[Lines of data]
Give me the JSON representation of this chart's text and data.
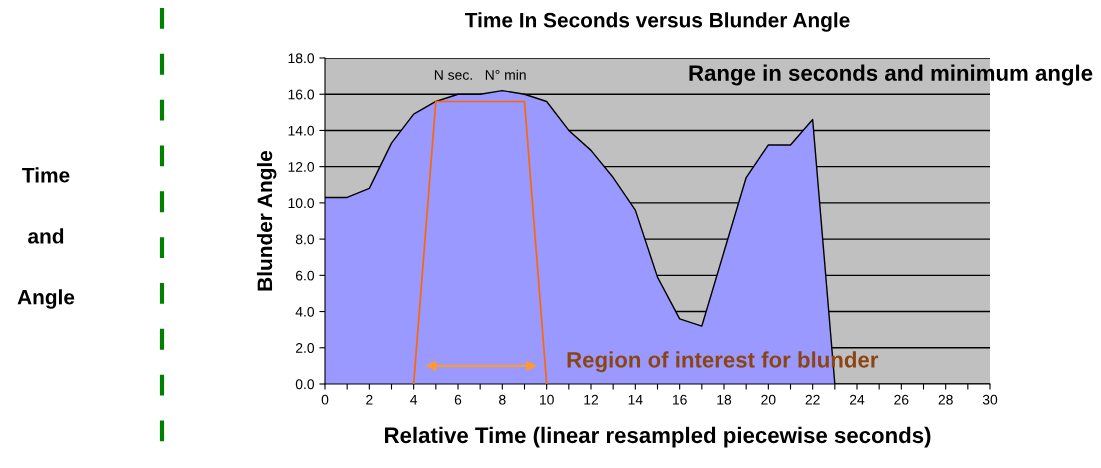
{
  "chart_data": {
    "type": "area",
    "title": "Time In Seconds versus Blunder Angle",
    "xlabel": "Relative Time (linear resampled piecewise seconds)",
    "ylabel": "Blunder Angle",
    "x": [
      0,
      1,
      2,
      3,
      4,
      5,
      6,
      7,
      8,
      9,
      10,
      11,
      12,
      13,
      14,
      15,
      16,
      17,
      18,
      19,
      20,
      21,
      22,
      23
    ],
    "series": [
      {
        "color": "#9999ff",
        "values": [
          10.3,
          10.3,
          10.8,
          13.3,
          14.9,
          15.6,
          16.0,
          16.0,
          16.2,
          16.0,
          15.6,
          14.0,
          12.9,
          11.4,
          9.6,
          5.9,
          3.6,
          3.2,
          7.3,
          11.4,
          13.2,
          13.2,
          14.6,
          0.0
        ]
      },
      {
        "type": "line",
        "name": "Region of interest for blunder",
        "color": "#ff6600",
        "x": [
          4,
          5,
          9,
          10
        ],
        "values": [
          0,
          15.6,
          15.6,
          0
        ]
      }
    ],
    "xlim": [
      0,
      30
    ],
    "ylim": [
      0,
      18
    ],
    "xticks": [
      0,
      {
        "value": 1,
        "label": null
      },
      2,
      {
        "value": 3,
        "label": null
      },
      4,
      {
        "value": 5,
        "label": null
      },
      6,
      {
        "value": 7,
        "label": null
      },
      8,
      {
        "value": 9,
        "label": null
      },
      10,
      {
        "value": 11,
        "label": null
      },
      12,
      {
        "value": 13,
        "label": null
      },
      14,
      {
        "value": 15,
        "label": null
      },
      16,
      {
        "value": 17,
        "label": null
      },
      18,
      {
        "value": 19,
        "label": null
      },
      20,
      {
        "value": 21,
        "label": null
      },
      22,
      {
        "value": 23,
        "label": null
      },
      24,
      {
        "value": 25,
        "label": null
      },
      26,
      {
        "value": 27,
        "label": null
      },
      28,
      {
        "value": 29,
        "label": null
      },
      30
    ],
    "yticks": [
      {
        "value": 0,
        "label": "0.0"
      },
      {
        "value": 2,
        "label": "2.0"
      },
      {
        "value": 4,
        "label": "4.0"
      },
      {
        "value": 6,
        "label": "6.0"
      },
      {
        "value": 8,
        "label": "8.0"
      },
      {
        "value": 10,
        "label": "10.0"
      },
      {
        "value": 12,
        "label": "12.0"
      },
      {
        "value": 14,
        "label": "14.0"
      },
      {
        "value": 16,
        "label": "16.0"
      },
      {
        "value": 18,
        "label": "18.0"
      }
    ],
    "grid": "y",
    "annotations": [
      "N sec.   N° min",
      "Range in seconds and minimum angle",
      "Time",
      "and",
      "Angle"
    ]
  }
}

---

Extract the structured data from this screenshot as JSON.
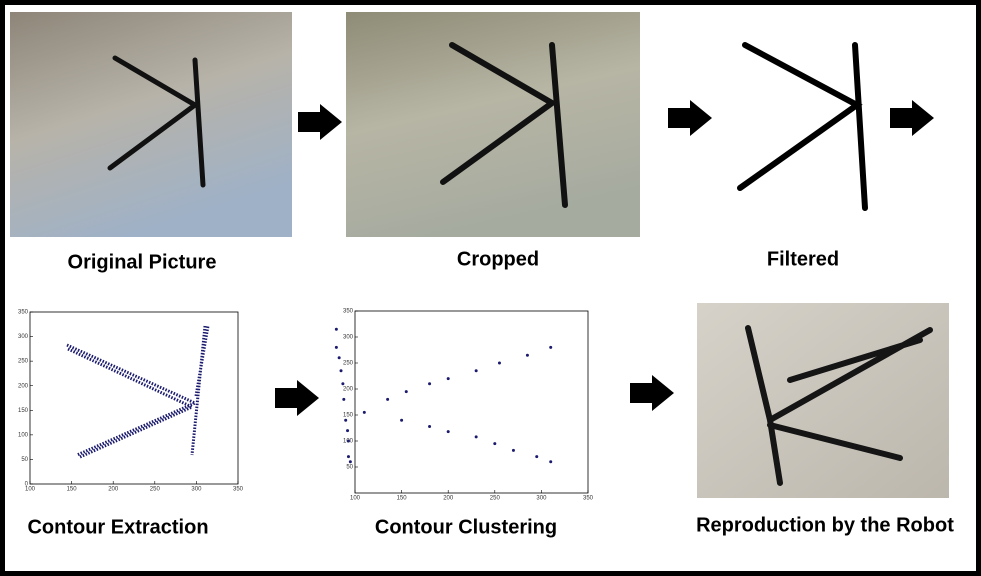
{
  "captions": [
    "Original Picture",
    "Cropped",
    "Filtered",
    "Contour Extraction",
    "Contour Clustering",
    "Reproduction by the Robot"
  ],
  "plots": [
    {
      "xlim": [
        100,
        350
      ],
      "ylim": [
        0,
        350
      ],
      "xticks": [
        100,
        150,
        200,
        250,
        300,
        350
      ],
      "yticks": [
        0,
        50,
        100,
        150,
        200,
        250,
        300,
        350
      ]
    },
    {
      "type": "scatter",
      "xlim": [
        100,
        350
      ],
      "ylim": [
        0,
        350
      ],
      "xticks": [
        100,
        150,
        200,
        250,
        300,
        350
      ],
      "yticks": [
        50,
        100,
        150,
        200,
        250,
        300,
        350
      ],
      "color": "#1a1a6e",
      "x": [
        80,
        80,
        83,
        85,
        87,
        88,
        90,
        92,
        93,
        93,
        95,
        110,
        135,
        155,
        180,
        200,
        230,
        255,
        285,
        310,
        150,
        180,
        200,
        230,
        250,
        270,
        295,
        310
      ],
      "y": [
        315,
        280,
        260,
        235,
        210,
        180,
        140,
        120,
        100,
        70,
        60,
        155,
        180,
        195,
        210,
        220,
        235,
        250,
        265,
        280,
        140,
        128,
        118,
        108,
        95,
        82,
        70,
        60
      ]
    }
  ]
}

...

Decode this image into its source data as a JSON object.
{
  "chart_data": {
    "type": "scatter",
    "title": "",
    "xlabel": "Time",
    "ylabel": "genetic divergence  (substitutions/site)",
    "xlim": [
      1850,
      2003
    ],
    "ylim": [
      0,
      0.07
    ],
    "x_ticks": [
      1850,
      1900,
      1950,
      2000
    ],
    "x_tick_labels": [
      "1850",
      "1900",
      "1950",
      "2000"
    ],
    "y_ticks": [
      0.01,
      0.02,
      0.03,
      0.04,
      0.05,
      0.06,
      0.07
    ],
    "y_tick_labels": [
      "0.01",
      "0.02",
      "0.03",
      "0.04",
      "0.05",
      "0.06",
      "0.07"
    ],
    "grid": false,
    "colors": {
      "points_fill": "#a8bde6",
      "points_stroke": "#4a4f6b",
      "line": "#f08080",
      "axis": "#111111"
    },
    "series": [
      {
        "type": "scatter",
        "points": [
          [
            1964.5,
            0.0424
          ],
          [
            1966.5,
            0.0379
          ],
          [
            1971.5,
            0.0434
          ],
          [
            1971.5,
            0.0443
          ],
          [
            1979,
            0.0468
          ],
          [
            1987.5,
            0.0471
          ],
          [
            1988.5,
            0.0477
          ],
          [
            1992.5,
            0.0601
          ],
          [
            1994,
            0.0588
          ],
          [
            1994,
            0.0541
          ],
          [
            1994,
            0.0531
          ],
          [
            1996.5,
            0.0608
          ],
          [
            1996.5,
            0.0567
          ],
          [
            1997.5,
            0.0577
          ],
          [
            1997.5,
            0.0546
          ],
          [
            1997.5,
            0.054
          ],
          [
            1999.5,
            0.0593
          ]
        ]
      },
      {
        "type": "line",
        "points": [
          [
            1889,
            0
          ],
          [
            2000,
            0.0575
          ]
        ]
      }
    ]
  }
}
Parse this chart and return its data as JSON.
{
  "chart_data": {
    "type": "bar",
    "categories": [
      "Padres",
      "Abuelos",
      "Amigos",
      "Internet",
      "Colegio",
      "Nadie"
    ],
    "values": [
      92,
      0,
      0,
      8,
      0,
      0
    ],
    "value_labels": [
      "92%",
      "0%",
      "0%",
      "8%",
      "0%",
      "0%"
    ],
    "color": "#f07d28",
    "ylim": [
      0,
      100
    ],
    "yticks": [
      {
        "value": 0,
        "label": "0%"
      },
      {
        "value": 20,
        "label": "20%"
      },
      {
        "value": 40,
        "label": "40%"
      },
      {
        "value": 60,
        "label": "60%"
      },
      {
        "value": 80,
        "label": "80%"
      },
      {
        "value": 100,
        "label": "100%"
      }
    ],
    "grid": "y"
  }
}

◆ **WHAT YOU HAVE TO DO**
Sift the material for lines with the string "Contour". Copy each one found.

◆ **RESPONSE BELOW**
    "Contour Extraction",
    "Contour Clustering",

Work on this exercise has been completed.